● Written exercise
Starting with the line that contains "UI element localization: list" and going on through the line that contains "881, 969, 896]", turn the lines below into a numbered list. Skip any blank lines and leave the pictures out.

● Provided material
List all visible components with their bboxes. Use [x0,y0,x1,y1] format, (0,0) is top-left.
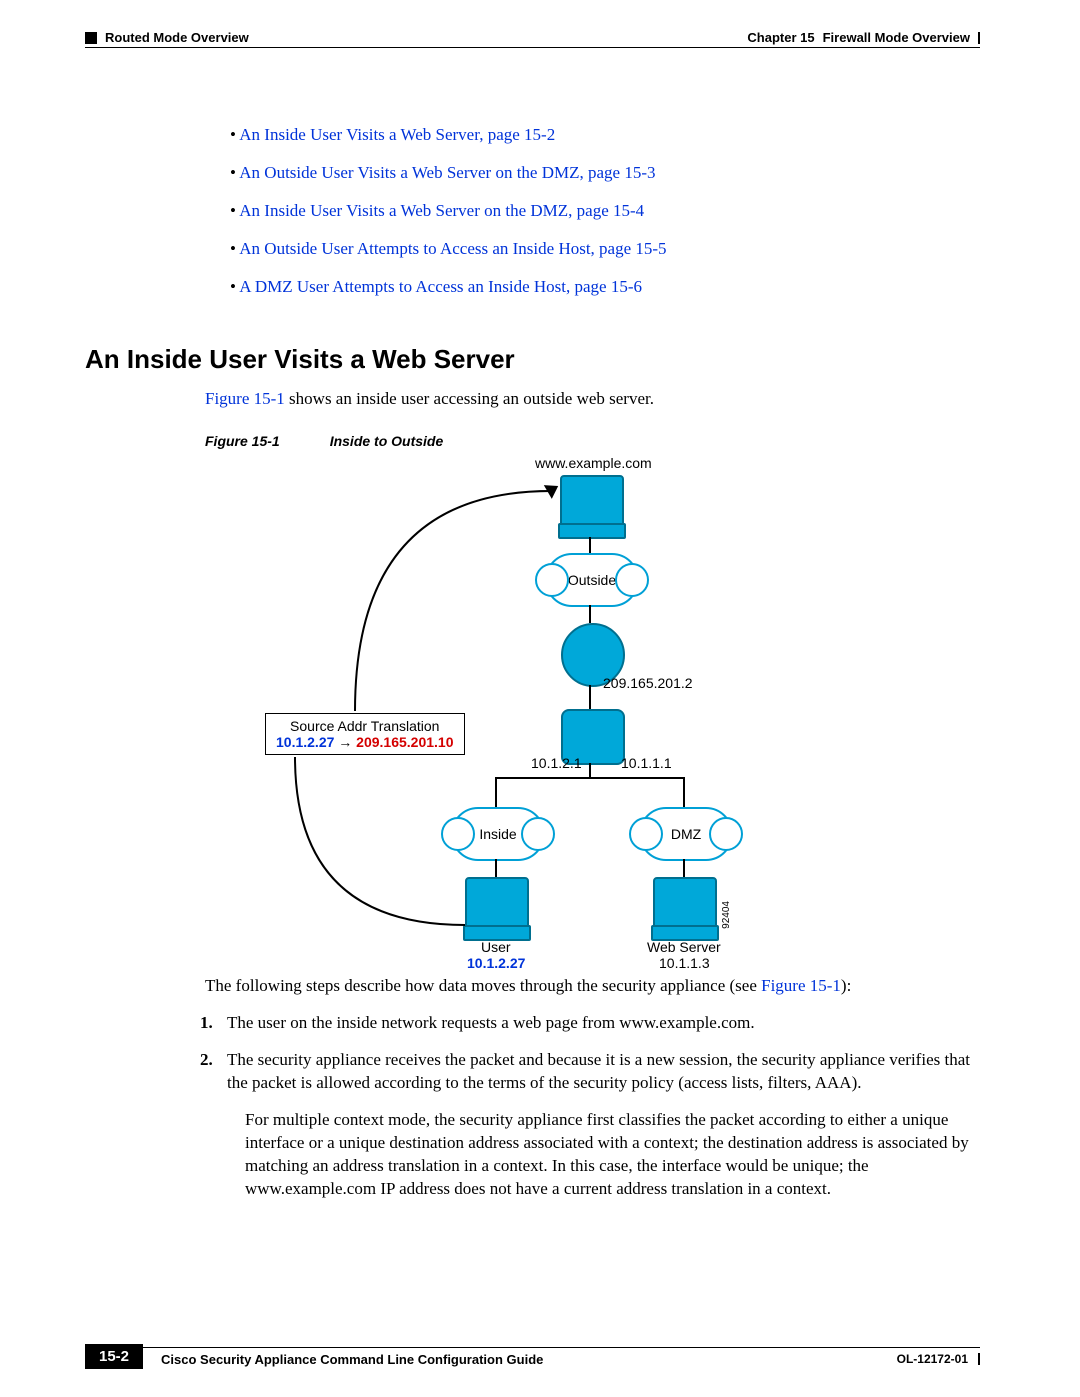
==
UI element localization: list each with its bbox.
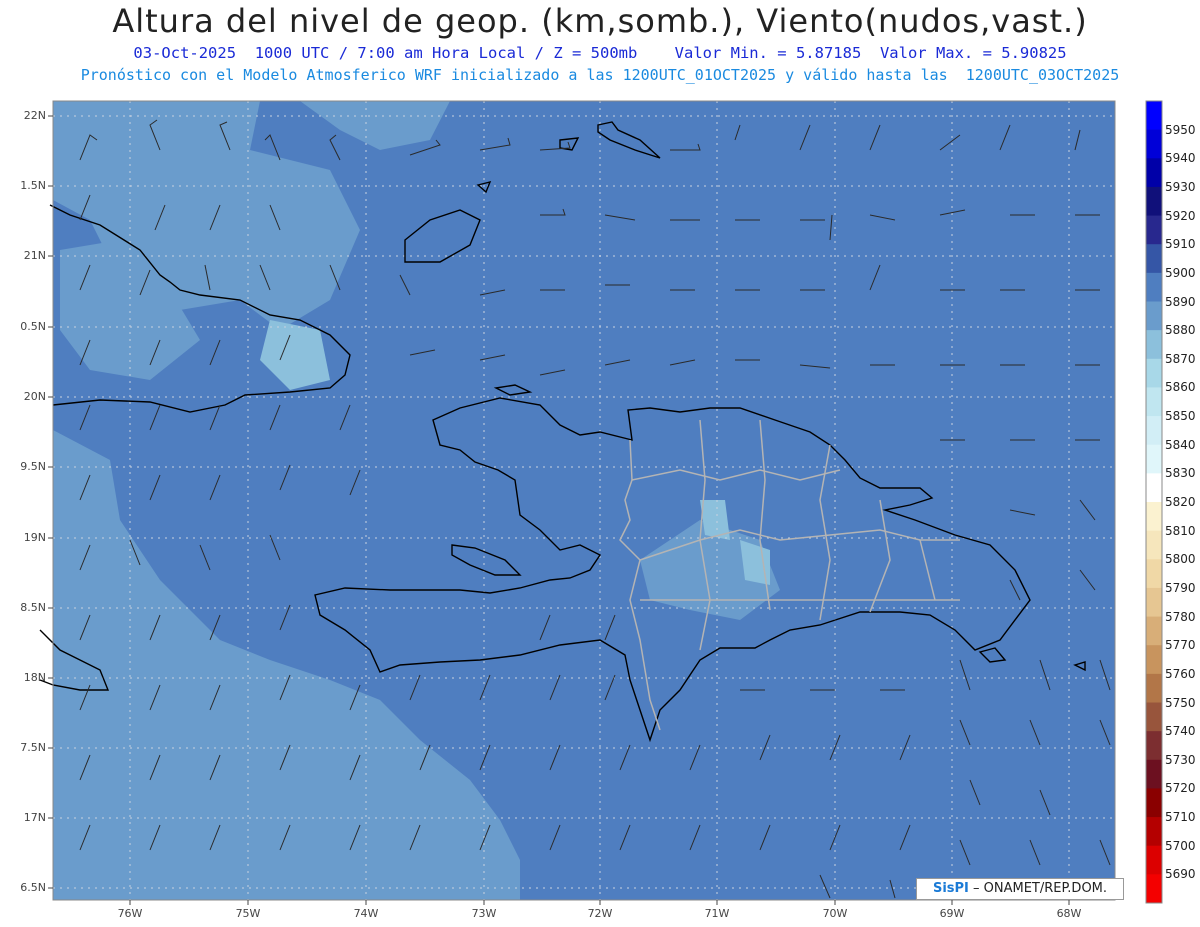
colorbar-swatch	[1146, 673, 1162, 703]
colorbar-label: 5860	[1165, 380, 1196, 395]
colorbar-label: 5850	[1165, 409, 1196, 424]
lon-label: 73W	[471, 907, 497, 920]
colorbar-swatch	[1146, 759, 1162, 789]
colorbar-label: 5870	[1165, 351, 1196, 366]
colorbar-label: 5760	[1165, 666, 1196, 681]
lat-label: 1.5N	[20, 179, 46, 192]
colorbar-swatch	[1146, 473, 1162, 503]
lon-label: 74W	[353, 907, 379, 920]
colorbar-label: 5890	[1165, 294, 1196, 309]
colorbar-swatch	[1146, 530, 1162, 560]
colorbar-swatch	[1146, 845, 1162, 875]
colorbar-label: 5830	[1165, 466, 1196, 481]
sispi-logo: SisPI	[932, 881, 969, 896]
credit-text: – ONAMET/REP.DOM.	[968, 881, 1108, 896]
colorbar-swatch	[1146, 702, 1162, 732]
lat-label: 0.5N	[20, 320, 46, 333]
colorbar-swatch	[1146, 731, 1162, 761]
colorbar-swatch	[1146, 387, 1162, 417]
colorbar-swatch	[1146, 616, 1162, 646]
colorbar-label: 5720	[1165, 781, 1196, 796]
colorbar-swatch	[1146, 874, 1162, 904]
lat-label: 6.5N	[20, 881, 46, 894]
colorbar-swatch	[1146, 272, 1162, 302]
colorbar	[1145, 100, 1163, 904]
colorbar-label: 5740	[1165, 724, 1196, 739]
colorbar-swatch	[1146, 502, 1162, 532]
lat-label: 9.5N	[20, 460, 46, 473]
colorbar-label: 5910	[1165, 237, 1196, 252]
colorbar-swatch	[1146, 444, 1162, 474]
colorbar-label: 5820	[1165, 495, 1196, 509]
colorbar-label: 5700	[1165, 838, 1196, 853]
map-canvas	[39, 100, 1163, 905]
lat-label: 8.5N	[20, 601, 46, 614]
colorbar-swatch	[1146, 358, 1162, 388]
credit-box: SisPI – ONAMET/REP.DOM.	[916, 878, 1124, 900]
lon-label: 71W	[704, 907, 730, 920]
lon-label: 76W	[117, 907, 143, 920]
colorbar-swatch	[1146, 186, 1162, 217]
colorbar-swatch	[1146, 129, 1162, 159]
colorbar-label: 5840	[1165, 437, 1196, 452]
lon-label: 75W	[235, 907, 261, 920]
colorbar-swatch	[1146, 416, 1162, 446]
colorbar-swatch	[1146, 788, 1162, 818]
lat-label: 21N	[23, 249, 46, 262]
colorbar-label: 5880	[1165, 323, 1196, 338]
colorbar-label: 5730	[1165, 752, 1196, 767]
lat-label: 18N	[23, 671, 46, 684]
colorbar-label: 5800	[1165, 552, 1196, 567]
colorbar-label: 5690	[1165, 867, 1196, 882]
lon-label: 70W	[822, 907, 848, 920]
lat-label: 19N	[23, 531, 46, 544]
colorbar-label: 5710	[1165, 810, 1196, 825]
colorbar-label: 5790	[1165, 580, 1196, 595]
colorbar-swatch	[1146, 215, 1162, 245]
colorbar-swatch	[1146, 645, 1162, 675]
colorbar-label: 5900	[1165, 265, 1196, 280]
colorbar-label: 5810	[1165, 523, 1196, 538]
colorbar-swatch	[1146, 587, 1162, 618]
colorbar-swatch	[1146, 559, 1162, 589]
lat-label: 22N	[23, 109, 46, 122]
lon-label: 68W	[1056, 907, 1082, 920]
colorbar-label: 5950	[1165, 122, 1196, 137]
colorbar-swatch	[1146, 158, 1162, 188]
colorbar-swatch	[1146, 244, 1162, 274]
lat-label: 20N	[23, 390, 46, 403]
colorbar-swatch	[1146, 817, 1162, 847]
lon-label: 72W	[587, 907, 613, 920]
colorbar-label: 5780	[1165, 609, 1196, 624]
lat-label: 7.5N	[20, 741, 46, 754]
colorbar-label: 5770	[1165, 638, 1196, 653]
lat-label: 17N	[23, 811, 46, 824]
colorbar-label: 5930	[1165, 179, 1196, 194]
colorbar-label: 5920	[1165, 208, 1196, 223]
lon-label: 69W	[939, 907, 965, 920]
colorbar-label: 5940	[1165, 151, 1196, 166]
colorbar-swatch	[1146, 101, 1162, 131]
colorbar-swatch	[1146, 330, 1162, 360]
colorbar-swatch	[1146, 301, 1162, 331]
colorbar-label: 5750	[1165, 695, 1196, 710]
...
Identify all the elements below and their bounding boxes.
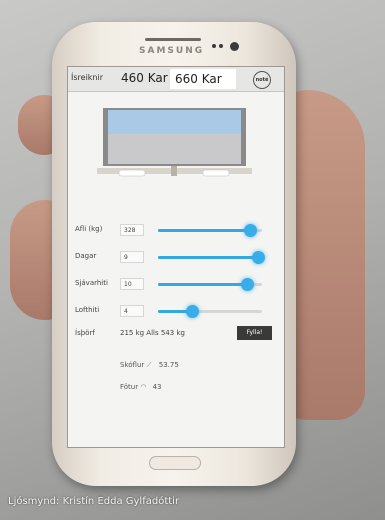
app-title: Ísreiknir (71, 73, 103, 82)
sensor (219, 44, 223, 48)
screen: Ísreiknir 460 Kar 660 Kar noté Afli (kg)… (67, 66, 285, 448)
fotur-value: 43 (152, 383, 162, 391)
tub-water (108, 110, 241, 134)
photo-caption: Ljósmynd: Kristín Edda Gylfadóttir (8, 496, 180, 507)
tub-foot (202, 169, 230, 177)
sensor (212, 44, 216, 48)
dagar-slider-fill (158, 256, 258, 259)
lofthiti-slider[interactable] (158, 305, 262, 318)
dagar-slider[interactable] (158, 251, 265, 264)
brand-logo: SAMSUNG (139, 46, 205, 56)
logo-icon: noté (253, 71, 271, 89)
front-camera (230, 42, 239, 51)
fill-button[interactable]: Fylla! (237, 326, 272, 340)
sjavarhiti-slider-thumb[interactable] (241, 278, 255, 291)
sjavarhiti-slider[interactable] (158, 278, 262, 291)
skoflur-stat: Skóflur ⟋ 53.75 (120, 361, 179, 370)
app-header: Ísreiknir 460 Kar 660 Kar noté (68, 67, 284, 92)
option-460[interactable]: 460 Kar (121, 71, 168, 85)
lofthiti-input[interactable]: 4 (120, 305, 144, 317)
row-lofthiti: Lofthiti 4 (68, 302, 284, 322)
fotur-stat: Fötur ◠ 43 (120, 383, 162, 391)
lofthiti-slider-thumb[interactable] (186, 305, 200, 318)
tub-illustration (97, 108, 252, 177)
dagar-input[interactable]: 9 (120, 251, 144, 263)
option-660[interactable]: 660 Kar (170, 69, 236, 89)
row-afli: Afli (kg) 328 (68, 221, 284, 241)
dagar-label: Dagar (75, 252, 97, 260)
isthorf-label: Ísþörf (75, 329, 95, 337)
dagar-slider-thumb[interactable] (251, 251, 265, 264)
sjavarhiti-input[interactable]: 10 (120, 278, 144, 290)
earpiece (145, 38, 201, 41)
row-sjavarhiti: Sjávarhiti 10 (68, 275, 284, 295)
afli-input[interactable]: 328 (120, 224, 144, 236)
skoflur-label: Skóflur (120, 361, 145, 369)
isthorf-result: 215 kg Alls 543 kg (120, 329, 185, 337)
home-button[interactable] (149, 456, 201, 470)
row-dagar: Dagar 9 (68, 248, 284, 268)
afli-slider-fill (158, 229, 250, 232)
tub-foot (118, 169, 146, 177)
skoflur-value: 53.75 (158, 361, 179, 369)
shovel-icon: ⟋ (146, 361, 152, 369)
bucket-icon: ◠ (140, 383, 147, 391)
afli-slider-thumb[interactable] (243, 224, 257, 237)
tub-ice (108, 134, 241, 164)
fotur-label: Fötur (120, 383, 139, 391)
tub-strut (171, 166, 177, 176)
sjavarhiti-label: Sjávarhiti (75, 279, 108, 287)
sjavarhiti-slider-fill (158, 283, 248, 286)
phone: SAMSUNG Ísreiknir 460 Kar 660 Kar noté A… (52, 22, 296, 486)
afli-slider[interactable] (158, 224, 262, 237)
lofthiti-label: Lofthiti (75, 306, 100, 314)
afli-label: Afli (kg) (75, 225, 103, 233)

● Answer to the task
1. UI element localization: list each with its bbox.
2. colorbar-swatch	[1146, 673, 1162, 703]
3. colorbar-label: 5860	[1165, 380, 1196, 395]
4. colorbar-label: 5850	[1165, 409, 1196, 424]
5. lon-label: 73W	[471, 907, 497, 920]
6. colorbar-swatch	[1146, 759, 1162, 789]
7. colorbar-label: 5870	[1165, 351, 1196, 366]
8. colorbar-label: 5760	[1165, 666, 1196, 681]
9. lat-label: 1.5N	[20, 179, 46, 192]
10. colorbar-swatch	[1146, 473, 1162, 503]
11. lon-label: 74W	[353, 907, 379, 920]
12. colorbar-label: 5890	[1165, 294, 1196, 309]
13. colorbar-swatch	[1146, 530, 1162, 560]
14. colorbar-swatch	[1146, 845, 1162, 875]
15. colorbar-label: 5830	[1165, 466, 1196, 481]
16. sispi-logo: SisPI	[932, 881, 969, 896]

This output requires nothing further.